# APPLY WHAT YOU READ
- A) In the interview on holiday care for people with dementia, which organization is credited with the travel tips?
- B) Reproduce the part of the interview on holiday care for people with dementia that opens with the words containing "Other helpful information" and closes with "holidays often bring?", substituting "Thanksgiving" for "Christmas".

CGMW: What are some safety concerns to consider for the holidays in regard to decorations, gatherings of people, traveling, bad weather, etc.?
Boyko: Here are some suggestions provided by the National Institute on Aging, regarding safety around holiday time, for those living with Alzheimer’s disease and other dementias:

•    Instead of elaborate decorations, consider choosing a few select items to celebrate holidays.  Make sure holiday decorations do not significantly alter the environment, which might confuse the person with Alzheimer’s disease.
•    Holiday decorations, such as Christmas trees, lights, or menorahs, should be secured so that they do not fall or catch on fire. Anything flammable should be monitored at all times, and extra precautions should be taken so that lights or breakable items are fixed firmly, correctly, and out of the way of those with Alzheimer’s disease.
•    As suggested by most manufacturers, candles of any size should never be lit without supervision. When not in use, they should be put away.
•    Try to avoid clutter in general, especially in walkways, during the holidays.  Large gatherings, weddings, family reunions, or picnics may cause anxiety. Consider having a more intimate gathering with only a few people in your home. Think about having friends and family visit in small groups rather than all at once. If you are hosting a large group, remember to prepare the person with Alzheimer’s ahead of time. Try to have a space available where he or she can rest, be alone, or spend some time with a smaller number of people, if needed.

Following are a couple of travel tips provided by LightBridge Healthcare Research:

•    Try to travel to familiar, stable, and well-ordered settings. Try to make the trip there as short and simple as possible.
•    Try to travel during the person’s best time of day.

CGMW: What are some suggestions for celebrating the holidays if your loved one is in a hospital, nursing home or assisted living facility?
The Alzheimer’s Association offers these suggestions at the Caregiver Center on its website:

“A holiday is still a holiday whether it is celebrated at home or at a care facility. Here are some ways to celebrate together:

•    Consider joining your loved one in any facility-planned holiday activities
•    Bring a favorite holiday food to share
•    Sing holiday songs and ask if other residents can join in
•    Read a favorite holiday story or poem out loud

Other helpful information can be found at this link.

You may be able to bring a loved one home from a facility for Christmas; if so, and if possible, plan to visit a few times in the weeks before the holiday.  Changes in routine, place and people can be very upsetting.  Try to make the transition as smooth as possible.  Tell him/her several times what to expect and who will be in attendance over the holiday.  If your loved one asks the same question over and over again, remind him/her calmly that you’ve talked about it before, answer the question and move on.

CGMW: How important is it to maintain your loved one’s routine during the holidays and do you have any suggestions for doing that amid the chaos that the holidays often bring?
Boyko: From the Aging Care website:

•    Christmas decorations and festivities often create changes in the environment and daily routine, which may cause someone with a cognitive or memory disorder to become agitated or confused.
•    Maintain a normal routine as much as possible: eating at the same time, the usual setting, keeping regular wake-up and bed-times.
•    Excessive, noise, commotion, loud crowds and rowdy children can cause confusion and agitation in your loved one.

CGMW: Do you have any other thoughts or advice for people caring for a loved one with dementia this holiday season?
 The Aging Care website has these final words:

“Despite your best efforts, you still may feel more guilt and frustration during the holiday season. These feelings are normal and other caregivers experience the same. When this happens, take a moment and remember: Only so much is within your control. Don’t feel guilty if the holiday is not perfect and has a few bumps in the road. You can make the holiday season a good experience for everyone involved by adjusting what you typically expect from the holiday season. Prepare others, and handle situations as they arise with a good attitude and acceptance.”

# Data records

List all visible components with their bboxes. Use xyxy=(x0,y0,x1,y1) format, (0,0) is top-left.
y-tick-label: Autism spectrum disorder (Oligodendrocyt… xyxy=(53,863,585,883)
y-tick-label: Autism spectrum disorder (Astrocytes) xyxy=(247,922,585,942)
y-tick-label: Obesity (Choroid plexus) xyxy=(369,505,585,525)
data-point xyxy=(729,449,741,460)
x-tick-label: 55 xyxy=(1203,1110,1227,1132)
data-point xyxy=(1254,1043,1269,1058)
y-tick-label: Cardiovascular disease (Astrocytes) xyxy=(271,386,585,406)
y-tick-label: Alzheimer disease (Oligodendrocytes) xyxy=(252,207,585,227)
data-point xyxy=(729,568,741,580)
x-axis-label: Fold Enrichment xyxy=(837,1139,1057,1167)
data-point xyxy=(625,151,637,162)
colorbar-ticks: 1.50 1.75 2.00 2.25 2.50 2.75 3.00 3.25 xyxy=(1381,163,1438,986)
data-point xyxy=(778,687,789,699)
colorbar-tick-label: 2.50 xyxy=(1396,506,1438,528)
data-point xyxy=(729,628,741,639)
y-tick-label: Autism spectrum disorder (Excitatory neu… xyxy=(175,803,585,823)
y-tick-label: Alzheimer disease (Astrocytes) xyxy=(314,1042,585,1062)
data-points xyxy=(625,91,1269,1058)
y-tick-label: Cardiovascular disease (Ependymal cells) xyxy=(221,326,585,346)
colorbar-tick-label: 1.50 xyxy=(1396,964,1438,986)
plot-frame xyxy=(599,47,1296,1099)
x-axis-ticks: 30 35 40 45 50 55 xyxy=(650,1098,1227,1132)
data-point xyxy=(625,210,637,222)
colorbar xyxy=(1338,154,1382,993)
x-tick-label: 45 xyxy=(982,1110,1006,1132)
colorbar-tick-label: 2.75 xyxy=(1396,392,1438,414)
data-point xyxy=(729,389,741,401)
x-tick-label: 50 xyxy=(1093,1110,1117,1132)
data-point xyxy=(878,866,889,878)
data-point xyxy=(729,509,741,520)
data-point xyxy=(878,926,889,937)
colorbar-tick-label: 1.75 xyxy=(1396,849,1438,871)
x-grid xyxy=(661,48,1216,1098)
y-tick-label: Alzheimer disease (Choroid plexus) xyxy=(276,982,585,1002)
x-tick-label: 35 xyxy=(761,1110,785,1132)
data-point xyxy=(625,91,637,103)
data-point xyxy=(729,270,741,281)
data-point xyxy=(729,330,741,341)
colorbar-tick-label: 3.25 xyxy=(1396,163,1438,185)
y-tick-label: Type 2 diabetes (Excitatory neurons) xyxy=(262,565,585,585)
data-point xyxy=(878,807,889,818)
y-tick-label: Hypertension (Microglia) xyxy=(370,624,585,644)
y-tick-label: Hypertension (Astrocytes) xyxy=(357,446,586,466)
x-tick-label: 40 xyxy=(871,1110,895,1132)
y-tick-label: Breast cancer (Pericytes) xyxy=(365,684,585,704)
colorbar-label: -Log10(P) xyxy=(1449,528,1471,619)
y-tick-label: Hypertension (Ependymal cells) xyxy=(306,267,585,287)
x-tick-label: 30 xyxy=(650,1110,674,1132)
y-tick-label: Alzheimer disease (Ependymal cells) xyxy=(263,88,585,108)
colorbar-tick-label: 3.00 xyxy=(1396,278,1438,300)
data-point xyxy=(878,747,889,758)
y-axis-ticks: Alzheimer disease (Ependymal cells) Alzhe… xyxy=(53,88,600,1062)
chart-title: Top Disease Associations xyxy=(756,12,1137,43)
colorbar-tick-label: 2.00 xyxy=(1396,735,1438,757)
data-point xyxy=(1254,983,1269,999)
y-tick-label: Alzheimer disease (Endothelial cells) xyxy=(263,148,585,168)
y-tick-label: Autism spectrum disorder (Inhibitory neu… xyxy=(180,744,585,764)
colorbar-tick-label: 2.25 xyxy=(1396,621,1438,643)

# RESULTS
- A) LightBridge Healthcare Research

- B)
Other helpful information can be found at this link.

You may be able to bring a loved one home from a facility for Thanksgiving; if so, and if possible, plan to visit a few times in the weeks before the holiday.  Changes in routine, place and people can be very upsetting.  Try to make the transition as smooth as possible.  Tell him/her several times what to expect and who will be in attendance over the holiday.  If your loved one asks the same question over and over again, remind him/her calmly that you’ve talked about it before, answer the question and move on.

CGMW: How important is it to maintain your loved one’s routine during the holidays and do you have any suggestions for doing that amid the chaos that the holidays often bring?